§ PROBLEM TO SOLVE:
Return the count of lines with the string "logits" in them, and nothing else.

---- RECORDS SHOWN

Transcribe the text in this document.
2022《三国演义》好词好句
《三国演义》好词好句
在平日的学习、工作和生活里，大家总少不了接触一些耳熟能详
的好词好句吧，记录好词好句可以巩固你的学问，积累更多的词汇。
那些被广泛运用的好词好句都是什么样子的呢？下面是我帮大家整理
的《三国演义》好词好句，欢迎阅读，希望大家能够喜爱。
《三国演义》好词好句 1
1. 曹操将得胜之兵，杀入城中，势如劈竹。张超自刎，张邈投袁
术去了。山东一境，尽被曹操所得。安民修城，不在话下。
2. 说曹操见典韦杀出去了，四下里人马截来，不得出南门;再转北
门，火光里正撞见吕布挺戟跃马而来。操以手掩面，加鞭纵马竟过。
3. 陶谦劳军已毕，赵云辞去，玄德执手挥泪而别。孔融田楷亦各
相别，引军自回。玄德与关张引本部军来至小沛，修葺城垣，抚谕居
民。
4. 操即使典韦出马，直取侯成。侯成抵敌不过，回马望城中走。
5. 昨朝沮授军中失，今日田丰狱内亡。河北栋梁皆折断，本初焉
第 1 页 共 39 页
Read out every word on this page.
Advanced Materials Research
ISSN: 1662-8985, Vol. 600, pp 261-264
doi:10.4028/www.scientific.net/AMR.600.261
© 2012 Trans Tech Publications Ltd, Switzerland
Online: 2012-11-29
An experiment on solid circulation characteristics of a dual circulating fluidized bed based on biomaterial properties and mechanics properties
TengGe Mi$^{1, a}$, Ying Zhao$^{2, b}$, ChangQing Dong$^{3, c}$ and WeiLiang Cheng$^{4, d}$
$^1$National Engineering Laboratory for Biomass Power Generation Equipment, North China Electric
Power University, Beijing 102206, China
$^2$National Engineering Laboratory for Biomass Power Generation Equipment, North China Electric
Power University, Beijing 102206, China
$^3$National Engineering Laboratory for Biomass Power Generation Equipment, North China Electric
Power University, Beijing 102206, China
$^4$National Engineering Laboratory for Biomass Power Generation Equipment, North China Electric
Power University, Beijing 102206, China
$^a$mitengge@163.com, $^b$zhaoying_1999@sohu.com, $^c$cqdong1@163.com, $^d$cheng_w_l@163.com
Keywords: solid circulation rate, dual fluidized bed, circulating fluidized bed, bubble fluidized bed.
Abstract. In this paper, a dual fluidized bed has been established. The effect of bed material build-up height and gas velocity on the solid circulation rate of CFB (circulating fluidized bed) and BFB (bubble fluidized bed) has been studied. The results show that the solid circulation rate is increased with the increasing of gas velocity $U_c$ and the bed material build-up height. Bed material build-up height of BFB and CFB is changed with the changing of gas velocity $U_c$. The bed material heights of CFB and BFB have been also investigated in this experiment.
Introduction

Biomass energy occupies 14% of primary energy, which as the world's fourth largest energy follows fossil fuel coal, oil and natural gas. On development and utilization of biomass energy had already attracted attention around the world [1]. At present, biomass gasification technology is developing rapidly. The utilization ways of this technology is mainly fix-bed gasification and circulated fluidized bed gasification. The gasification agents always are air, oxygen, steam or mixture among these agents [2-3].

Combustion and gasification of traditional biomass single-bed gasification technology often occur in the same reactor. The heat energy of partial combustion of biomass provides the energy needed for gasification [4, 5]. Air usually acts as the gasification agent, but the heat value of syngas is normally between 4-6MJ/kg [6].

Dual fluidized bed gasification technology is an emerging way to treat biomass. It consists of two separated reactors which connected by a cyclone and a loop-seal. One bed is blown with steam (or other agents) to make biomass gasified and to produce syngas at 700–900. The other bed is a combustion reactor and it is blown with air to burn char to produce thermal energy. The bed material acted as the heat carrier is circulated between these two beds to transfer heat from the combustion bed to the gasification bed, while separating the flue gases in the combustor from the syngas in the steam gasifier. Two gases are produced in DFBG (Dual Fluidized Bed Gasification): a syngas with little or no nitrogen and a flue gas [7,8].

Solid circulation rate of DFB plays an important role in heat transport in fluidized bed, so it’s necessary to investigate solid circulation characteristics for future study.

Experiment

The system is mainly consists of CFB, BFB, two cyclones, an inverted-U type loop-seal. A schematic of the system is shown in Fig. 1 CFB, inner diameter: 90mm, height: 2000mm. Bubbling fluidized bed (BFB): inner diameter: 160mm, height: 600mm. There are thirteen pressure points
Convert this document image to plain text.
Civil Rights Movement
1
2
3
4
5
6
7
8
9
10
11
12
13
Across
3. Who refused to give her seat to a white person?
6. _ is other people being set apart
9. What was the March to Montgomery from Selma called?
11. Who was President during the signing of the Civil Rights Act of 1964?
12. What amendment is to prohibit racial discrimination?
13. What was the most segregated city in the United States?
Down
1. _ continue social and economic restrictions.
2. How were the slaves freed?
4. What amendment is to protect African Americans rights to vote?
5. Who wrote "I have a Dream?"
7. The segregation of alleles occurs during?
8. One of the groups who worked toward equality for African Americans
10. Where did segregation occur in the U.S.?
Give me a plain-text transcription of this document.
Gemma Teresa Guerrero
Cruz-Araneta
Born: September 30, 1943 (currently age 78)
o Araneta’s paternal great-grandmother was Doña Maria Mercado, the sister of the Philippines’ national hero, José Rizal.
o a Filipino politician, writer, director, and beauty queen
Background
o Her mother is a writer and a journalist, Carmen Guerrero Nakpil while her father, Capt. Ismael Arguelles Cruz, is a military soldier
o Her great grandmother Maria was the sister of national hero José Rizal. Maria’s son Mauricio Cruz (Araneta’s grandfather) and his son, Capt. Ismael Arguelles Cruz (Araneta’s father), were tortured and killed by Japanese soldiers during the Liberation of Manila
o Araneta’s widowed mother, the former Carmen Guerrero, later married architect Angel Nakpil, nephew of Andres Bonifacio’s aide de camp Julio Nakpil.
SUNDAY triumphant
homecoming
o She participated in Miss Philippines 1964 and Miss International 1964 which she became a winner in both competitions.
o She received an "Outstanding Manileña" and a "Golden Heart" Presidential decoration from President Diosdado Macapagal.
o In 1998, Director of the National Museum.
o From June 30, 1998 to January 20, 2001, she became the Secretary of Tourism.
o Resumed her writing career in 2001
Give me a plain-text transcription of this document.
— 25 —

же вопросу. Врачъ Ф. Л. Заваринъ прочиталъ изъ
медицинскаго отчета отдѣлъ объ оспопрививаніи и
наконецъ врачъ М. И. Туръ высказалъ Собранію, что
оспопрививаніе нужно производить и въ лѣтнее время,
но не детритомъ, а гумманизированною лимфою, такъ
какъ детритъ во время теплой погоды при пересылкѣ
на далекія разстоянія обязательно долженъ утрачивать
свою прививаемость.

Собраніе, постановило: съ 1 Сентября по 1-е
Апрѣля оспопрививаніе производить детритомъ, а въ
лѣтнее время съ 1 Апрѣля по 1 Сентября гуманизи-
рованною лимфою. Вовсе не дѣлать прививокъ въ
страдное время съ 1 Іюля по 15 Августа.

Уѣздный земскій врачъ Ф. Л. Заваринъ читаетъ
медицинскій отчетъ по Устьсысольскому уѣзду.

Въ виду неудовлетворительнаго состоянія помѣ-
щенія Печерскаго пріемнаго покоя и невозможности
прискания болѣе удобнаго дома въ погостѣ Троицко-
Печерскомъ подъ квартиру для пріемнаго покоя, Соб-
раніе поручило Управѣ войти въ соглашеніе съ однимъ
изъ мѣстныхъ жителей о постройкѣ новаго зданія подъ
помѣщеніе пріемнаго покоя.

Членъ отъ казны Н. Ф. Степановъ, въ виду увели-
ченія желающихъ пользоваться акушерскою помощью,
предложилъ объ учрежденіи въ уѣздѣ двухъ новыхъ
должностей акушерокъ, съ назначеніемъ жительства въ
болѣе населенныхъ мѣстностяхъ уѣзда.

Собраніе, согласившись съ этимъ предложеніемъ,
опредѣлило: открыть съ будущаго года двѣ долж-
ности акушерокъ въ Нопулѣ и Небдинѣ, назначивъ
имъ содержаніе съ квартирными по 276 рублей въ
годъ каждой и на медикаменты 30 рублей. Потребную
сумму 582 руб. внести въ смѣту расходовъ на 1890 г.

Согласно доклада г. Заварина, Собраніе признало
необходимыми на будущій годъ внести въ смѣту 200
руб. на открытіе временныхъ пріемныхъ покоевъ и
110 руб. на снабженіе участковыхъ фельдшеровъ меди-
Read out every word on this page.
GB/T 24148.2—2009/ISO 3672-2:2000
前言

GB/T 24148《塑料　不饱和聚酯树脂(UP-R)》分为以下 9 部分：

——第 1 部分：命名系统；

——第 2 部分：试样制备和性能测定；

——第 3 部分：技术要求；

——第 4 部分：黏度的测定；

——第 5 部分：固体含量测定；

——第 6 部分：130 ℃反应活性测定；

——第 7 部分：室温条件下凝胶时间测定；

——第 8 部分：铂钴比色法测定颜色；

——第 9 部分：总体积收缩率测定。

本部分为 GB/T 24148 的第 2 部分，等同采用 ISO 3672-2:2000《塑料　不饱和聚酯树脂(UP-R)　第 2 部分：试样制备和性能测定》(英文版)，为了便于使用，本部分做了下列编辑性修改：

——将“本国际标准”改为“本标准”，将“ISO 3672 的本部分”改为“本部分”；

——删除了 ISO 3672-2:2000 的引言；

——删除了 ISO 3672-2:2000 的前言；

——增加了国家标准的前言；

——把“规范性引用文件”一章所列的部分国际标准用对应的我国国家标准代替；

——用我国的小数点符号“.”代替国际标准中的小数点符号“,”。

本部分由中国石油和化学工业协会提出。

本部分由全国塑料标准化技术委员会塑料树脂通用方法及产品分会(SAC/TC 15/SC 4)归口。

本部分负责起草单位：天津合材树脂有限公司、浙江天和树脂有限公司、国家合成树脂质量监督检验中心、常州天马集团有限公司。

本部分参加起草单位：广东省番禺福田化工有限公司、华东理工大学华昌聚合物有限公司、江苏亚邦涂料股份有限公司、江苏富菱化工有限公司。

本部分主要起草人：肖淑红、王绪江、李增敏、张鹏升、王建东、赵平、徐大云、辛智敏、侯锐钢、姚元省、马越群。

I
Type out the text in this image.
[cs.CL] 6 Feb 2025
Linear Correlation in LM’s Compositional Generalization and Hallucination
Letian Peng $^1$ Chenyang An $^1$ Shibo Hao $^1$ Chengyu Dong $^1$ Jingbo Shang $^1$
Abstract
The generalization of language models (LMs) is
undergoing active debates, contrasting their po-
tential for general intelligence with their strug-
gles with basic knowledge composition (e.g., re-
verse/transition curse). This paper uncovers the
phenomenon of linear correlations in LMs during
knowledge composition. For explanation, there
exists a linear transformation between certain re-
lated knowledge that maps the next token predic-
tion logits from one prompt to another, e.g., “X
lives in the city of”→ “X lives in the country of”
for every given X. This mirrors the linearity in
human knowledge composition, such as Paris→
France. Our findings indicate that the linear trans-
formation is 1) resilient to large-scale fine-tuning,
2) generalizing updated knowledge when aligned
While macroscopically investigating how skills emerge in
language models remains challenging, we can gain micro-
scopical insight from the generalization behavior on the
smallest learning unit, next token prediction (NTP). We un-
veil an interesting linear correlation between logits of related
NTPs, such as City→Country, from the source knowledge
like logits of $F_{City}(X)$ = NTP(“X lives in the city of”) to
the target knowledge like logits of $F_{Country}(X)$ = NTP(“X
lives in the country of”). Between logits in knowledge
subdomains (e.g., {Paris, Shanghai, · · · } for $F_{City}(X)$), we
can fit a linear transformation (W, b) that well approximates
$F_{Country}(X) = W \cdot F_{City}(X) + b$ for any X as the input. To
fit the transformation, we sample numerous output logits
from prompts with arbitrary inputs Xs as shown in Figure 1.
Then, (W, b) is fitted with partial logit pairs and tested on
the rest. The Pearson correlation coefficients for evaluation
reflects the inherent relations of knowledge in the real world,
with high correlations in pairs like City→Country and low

--------

§ EXERCISE OUTPUT:
6